Work to do
Retype all of the entries word for word.

· · · · ·

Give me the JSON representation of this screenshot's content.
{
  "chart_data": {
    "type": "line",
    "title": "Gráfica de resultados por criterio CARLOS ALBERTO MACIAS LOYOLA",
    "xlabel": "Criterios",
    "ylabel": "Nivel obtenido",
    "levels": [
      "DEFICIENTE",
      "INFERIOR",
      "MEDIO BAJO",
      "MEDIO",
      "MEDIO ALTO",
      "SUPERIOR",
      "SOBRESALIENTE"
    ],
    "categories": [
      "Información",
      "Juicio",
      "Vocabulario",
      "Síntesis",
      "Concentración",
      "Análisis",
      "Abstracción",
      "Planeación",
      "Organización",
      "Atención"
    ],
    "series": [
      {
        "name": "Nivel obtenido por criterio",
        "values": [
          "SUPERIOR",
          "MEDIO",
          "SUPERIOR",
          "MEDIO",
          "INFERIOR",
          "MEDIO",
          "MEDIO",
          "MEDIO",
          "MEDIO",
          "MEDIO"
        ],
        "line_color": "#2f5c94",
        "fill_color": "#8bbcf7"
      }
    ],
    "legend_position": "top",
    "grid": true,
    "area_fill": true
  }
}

· · · · ·

Full output
Give me the JSON representation of this screenshot's content.
{
  "chart_data": {
    "type": "line",
    "title": "Gráfica de resultados por criterio CARLOS ALBERTO MACIAS LOYOLA",
    "xlabel": "Criterios",
    "ylabel": "Nivel obtenido",
    "levels": [
      "DEFICIENTE",
      "INFERIOR",
      "MEDIO BAJO",
      "MEDIO",
      "MEDIO ALTO",
      "SUPERIOR",
      "SOBRESALIENTE"
    ],
    "categories": [
      "Información",
      "Juicio",
      "Vocabulario",
      "Síntesis",
      "Concentración",
      "Análisis",
      "Abstracción",
      "Planeación",
      "Organización",
      "Atención"
    ],
    "series": [
      {
        "name": "Nivel obtenido por criterio",
        "values": [
          "SUPERIOR",
          "MEDIO",
          "SUPERIOR",
          "MEDIO",
          "INFERIOR",
          "MEDIO",
          "MEDIO",
          "MEDIO",
          "MEDIO",
          "MEDIO"
        ],
        "line_color": "#2f5c94",
        "fill_color": "#8bbcf7"
      }
    ],
    "legend_position": "top",
    "grid": true,
    "area_fill": true
  }
}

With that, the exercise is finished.